AUFGABENZIEL:
Wofür wird React Query laut dem Text über Redux und Zustand in der modernen Trennung eingesetzt?

TEXT ZUR PRÜFUNG:
----

Redux ist nicht das falsche Werkzeug. Es ist nur sehr oft das schwerere Werkzeug.
In vielen modernen React-Apps sind die größten globalen Zustandsbedürfnisse keine ereignisgesteuerten Domänen-Workflows. Es handelt sich um Dinge wie:
- modaler Zustand
- Seitenleisten-Zustand
- aktive Filter
- Benutzereinstellungen
Für diese Art von Zustand fühlt sich Zustand oft sauberer an, weil es Ihnen einen kleinen externen Store ohne die Umstände von Reducern, Aktionen und Provider überall bietet.
Eine typische Zustand-Form
import { create } from "zustand";
type UiStore = {
isSidebarOpen: boolean;
toggleSidebar: () => void;
};
export const useUiStore = create<UiStore>((set) => ({
isSidebarOpen: false,
toggleSidebar: () =>
set((state) => ({ isSidebarOpen: !state.isSidebarOpen })),
}));
Verbraucher können sich nur für den Teil anmelden, den sie benötigen:
const isSidebarOpen = useUiStore((state) => state.isSidebarOpen);
Das ist in der Regel genug für viele Produkt-UIs.
Die echte architektonische Trennung
Teams geraten in Schwierigkeiten, wenn sie zu viel Serverzustand im selben globalen Store speichern. Gecachete API-Ergebnisse, Neuladeverhalten, optimistische Updates, Ungültigmachung und Hintergrundsynchronisierung werden in der Regel besser durch Serverzustands-Tools wie React Query gehandhabt.
Das bedeutet, dass die moderne Trennung oft so aussieht:
- Zustand für UI-Zustände
- React Query für Serverzustände
Das ist nützlicher, als zu versuchen, einen Store auszuwählen, der alles verwaltet.
Abwägungen
Redux macht nach wie vor Sinn, wenn:
- Zustandsübergänge eine strenge Struktur benötigen
- das Team explizites, ereignisgesteuertes Zustandsmodellieren wünscht
- Werkzeuge rund um Reducer und Middleware von Wert sind
Zustand macht Sinn, wenn Einfachheit und selektive Abonnements der größere Gewinn sind.

----

(Quelldaten)
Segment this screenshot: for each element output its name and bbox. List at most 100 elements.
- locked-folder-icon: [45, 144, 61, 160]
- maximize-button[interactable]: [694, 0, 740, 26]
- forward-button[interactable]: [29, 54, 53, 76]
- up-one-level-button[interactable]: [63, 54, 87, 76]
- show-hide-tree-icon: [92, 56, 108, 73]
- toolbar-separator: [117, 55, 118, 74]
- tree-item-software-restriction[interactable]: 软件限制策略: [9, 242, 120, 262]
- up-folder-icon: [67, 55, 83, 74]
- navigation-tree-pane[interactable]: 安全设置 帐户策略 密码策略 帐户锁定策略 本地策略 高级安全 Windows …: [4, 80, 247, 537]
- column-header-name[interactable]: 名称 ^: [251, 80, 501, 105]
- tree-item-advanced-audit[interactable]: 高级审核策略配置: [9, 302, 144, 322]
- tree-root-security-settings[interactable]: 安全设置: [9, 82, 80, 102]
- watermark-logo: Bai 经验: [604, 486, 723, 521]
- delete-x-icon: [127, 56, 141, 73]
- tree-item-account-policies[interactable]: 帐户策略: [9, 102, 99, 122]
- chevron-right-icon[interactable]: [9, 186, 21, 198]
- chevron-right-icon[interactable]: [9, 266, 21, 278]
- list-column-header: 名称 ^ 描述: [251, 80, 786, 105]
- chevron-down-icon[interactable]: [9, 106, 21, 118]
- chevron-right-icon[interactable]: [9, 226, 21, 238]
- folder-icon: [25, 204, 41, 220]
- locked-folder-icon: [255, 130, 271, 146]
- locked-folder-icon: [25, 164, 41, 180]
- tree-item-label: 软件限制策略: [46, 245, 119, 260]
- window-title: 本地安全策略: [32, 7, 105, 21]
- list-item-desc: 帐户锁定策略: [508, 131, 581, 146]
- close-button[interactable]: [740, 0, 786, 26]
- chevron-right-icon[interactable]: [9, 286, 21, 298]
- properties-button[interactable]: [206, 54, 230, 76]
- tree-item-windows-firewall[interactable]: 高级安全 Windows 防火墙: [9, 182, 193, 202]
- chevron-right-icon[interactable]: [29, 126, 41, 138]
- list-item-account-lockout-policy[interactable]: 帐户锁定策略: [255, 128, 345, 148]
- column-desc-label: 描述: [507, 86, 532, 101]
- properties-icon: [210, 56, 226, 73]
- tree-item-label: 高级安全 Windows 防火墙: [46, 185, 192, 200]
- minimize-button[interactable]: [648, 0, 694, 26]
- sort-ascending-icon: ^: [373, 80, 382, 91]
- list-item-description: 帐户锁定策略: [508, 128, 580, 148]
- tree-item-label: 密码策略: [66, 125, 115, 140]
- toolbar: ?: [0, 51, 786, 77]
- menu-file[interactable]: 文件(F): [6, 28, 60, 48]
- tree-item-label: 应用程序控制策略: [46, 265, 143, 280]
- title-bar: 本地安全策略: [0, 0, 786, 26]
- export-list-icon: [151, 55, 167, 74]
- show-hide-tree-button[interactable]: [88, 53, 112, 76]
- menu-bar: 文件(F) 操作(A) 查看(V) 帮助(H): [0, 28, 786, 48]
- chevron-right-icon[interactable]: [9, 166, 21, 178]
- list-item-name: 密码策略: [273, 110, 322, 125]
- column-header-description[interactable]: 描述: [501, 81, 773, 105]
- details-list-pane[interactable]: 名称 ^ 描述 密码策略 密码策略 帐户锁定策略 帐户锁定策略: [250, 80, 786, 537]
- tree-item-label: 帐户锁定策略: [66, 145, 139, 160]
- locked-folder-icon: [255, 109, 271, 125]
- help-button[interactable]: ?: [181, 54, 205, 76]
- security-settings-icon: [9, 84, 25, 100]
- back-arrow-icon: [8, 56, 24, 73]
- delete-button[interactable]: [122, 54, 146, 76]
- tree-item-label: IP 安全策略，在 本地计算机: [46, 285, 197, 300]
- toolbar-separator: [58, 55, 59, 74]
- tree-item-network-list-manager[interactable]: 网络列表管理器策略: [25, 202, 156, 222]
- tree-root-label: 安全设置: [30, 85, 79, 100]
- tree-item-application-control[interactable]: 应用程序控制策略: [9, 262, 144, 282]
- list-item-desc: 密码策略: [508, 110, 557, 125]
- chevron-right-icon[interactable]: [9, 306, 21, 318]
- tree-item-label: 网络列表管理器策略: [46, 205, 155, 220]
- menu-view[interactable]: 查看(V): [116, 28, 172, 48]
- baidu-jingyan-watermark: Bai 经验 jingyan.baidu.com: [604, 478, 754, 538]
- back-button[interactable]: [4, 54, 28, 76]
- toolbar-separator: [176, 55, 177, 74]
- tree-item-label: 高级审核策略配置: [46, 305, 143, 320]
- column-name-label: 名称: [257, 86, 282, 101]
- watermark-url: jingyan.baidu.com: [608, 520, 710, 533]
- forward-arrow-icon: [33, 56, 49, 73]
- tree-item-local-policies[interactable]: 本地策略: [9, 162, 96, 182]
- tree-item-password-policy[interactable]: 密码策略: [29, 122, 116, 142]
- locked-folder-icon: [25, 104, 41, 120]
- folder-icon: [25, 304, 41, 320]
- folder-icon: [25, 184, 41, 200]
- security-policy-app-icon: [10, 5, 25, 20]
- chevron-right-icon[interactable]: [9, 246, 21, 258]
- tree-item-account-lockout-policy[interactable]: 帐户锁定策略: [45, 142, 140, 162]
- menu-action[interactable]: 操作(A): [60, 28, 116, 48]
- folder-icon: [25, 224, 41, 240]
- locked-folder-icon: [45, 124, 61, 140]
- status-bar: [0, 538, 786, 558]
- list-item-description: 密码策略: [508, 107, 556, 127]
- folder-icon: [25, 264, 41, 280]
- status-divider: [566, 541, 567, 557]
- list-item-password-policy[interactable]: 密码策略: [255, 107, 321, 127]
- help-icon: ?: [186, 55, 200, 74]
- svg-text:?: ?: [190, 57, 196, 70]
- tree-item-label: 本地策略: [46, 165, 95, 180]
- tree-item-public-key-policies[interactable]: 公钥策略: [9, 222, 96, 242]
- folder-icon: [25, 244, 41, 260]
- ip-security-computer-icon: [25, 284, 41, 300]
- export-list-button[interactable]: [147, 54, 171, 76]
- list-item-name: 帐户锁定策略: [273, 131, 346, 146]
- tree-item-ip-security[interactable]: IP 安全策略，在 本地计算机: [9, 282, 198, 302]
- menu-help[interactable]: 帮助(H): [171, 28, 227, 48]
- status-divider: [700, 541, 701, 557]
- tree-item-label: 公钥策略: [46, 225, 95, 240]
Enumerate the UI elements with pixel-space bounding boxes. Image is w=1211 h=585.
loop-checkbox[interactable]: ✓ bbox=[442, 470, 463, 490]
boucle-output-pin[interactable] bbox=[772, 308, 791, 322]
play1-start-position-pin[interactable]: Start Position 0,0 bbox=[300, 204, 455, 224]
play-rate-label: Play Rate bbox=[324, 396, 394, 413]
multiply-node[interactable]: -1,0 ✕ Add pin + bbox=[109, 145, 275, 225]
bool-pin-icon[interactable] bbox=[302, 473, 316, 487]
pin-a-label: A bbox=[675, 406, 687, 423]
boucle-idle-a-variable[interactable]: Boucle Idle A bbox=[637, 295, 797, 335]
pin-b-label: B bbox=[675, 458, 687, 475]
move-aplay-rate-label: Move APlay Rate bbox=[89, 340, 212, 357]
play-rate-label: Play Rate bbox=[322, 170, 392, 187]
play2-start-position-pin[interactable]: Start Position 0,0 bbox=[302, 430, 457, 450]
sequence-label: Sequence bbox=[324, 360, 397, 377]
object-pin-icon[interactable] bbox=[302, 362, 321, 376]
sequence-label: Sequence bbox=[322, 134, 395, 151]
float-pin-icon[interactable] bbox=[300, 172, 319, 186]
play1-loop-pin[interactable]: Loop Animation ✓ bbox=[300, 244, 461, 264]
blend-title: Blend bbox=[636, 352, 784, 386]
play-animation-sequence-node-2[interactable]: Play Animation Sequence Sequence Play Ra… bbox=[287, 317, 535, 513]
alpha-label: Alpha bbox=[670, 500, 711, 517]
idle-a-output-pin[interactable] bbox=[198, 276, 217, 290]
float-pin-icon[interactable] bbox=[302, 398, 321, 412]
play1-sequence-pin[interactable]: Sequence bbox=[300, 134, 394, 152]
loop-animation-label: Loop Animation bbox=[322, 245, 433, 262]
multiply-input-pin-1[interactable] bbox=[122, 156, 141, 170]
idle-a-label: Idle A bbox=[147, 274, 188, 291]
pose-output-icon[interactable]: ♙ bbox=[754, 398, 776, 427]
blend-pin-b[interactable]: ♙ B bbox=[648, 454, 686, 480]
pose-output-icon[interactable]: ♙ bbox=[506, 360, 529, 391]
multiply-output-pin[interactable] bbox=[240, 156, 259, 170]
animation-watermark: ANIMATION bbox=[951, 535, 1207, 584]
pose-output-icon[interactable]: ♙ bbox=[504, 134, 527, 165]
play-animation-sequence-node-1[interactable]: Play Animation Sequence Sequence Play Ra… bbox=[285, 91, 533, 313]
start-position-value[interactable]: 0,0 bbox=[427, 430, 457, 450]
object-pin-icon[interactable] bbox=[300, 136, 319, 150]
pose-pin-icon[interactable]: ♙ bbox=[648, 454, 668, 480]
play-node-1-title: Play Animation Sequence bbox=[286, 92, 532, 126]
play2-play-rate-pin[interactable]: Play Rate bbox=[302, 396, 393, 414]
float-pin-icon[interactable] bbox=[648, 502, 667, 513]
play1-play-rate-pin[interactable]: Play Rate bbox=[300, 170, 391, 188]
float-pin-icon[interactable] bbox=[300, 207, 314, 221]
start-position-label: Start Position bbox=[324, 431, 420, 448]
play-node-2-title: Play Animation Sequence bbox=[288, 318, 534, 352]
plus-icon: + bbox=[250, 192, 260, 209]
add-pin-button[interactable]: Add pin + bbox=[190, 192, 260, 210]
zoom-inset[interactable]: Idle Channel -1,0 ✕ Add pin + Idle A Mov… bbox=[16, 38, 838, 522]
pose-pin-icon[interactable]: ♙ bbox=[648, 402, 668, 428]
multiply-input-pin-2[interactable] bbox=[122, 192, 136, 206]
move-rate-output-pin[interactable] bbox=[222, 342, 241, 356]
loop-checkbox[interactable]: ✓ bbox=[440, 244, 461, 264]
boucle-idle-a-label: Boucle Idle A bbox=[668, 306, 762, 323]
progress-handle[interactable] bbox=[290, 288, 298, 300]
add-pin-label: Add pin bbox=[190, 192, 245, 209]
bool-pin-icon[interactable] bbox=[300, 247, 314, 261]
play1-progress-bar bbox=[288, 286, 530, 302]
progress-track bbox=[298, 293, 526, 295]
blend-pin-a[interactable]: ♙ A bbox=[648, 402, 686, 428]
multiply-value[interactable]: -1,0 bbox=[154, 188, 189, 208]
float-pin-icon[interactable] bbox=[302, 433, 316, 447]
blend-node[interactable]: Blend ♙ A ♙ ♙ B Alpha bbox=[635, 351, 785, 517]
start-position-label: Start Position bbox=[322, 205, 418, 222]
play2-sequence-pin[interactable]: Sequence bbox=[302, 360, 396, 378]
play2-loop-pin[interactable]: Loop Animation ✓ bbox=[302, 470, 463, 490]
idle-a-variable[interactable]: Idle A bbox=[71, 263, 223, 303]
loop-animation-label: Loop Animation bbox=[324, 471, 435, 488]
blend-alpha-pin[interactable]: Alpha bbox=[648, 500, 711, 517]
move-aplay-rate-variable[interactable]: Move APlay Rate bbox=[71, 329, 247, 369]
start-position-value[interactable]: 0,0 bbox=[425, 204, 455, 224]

----

ANTWORT ZUR AUFGABE:
Für Serverzustände.